EXERCISE: Filter the listing and keep only the lines with the word "hlášení".

EXTRACTED ENTRIES:
———

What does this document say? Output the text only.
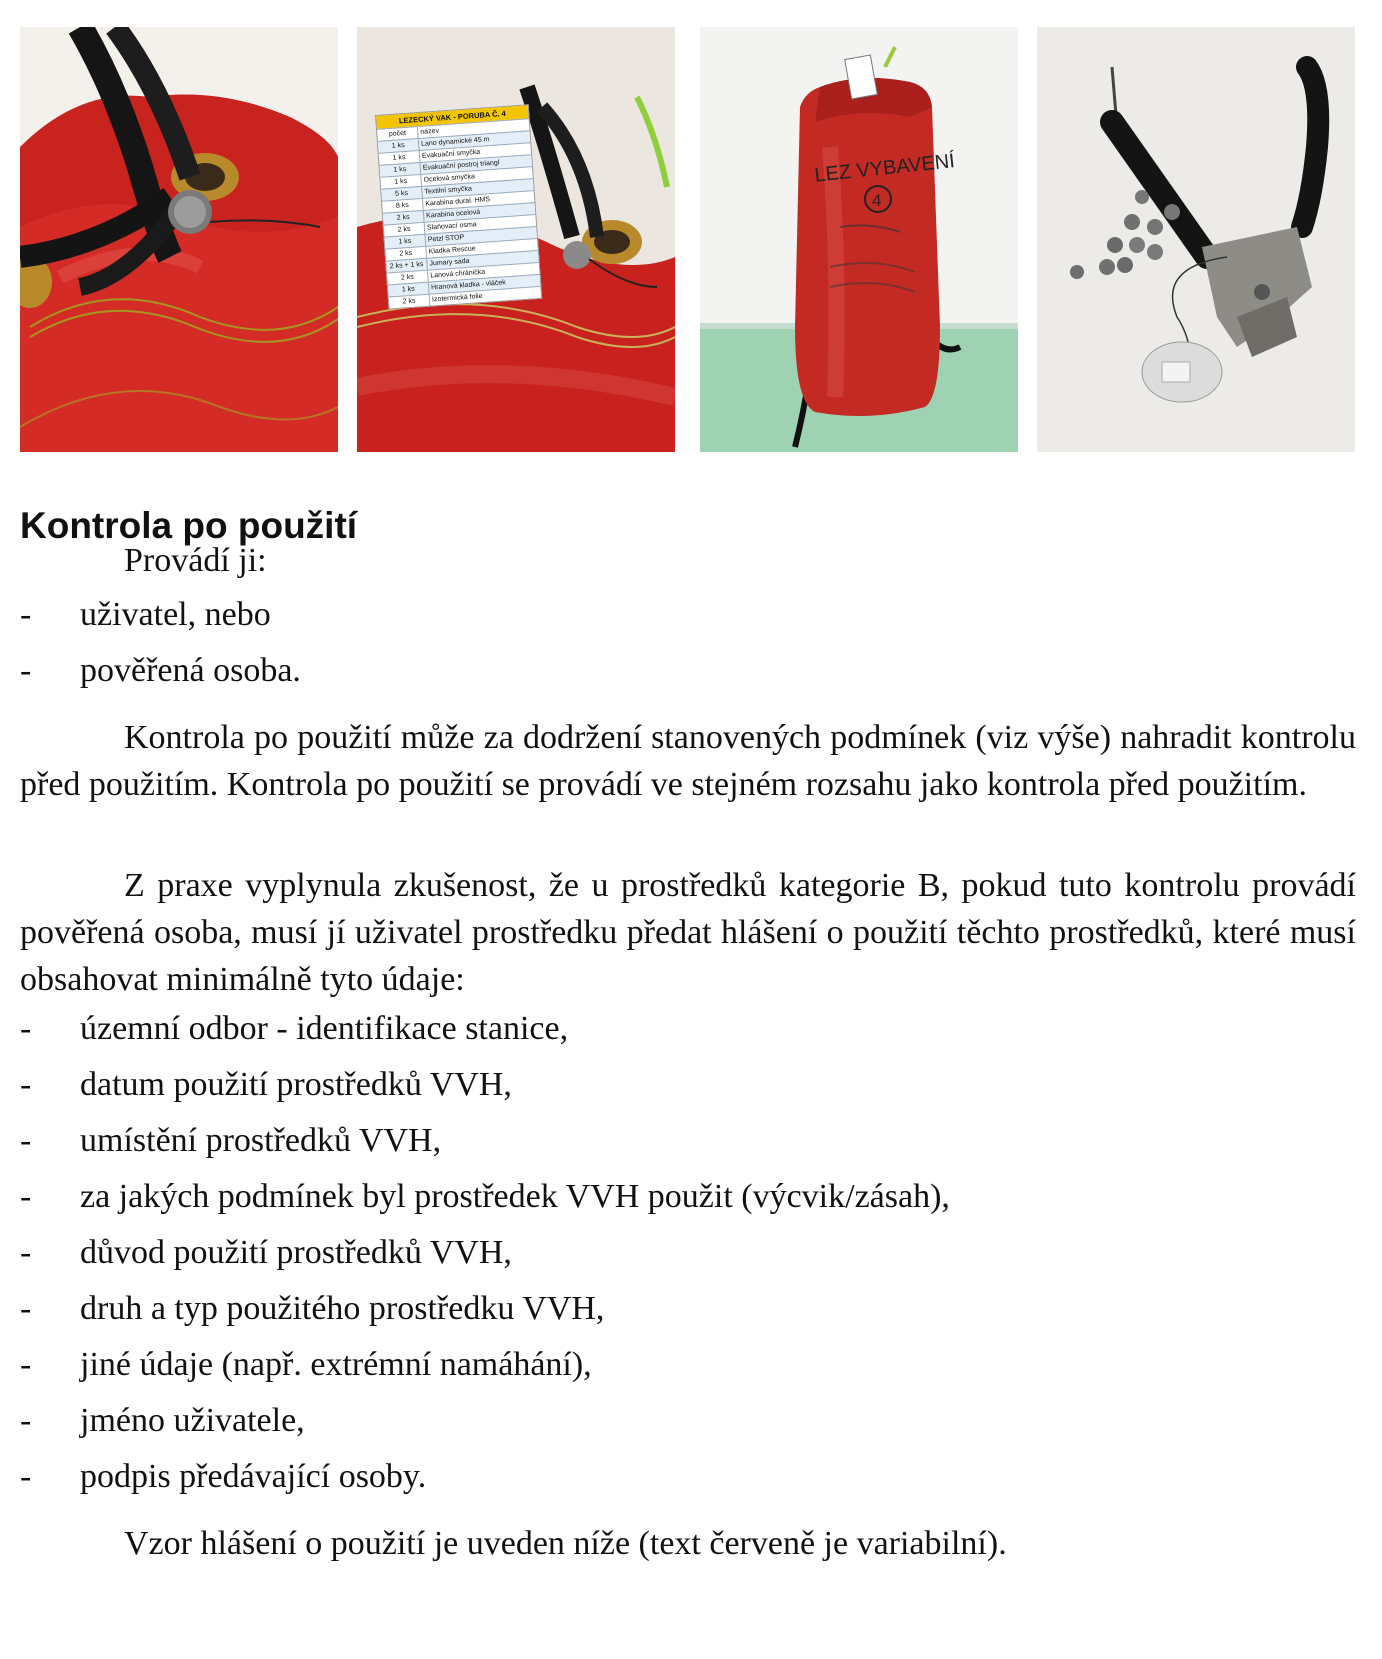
LEZECKÝ VAK - PORUBA Č. 4
počet	název
1 ks	Lano dynamické 45 m
1 ks	Evakuační smyčka
1 ks	Evakuační postroj triangl
1 ks	Ocelová smyčka
5 ks	Textilní smyčka
8 ks	Karabina dural. HMS
2 ks	Karabina ocelová
2 ks	Slaňovací osma
1 ks	Petzl STOP
2 ks	Kladka Rescue
2 ks + 1 ks Jumary sada
2 ks	Lanová chránička
1 ks	Hranová kladka - vláček
2 ks	Izotermická folie
LEZ VYBAVENÍ
4
Kontrola po použití

Provádí ji:

- uživatel, nebo
- pověřená osoba.

Kontrola po použití může za dodržení stanovených podmínek (viz výše) nahradit kontrolu před použitím. Kontrola po použití se provádí ve stejném rozsahu jako kontrola před použitím.

Z praxe vyplynula zkušenost, že u prostředků kategorie B, pokud tuto kontrolu provádí pověřená osoba, musí jí uživatel prostředku předat hlášení o použití těchto prostředků, které musí obsahovat minimálně tyto údaje:

- územní odbor - identifikace stanice,
- datum použití prostředků VVH,
- umístění prostředků VVH,
- za jakých podmínek byl prostředek VVH použit (výcvik/zásah),
- důvod použití prostředků VVH,
- druh a typ použitého prostředku VVH,
- jiné údaje (např. extrémní namáhání),
- jméno uživatele,
- podpis předávající osoby.

Vzor hlášení o použití je uveden níže (text červeně je variabilní).
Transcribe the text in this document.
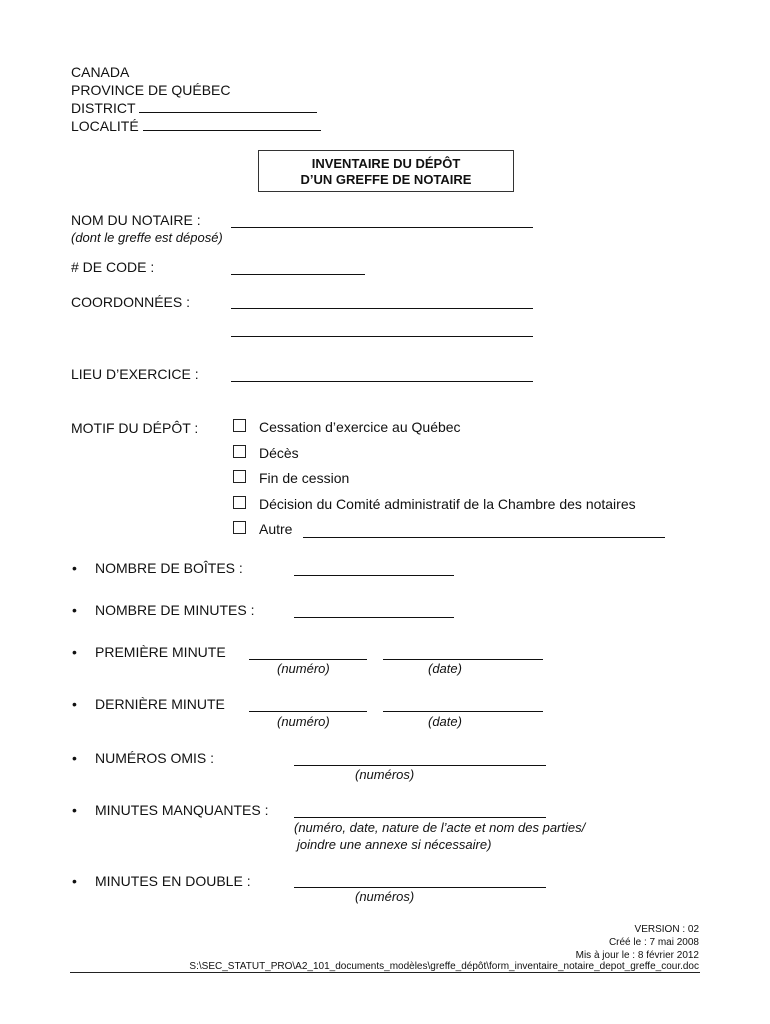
CANADA
PROVINCE DE QUÉBEC
DISTRICT
LOCALITÉ
INVENTAIRE DU DÉPÔT
D’UN GREFFE DE NOTAIRE
NOM DU NOTAIRE :
(dont le greffe est déposé)
# DE CODE :
COORDONNÉES :
LIEU D’EXERCICE :
MOTIF DU DÉPÔT :	Cessation d’exercice au Québec
Décès
Fin de cession
Décision du Comité administratif de la Chambre des notaires
Autre
• NOMBRE DE BOÎTES :
• NOMBRE DE MINUTES :
• PREMIÈRE MINUTE
(numéro)	(date)
• DERNIÈRE MINUTE
(numéro)	(date)
• NUMÉROS OMIS :
(numéros)
• MINUTES MANQUANTES :
(numéro, date, nature de l’acte et nom des parties/
joindre une annexe si nécessaire)
• MINUTES EN DOUBLE :
(numéros)
VERSION : 02
Créé le : 7 mai 2008
Mis à jour le : 8 février 2012
S:\SEC_STATUT_PRO\A2_101_documents_modèles\greffe_dépôt\form_inventaire_notaire_depot_greffe_cour.doc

———

THE REPLY:
Z praxe vyplynula zkušenost, že u prostředků kategorie B, pokud tuto kontrolu provádí pověřená osoba, musí jí uživatel prostředku předat hlášení o použití těchto prostředků, které musí obsahovat minimálně tyto údaje:
Vzor hlášení o použití je uveden níže (text červeně je variabilní).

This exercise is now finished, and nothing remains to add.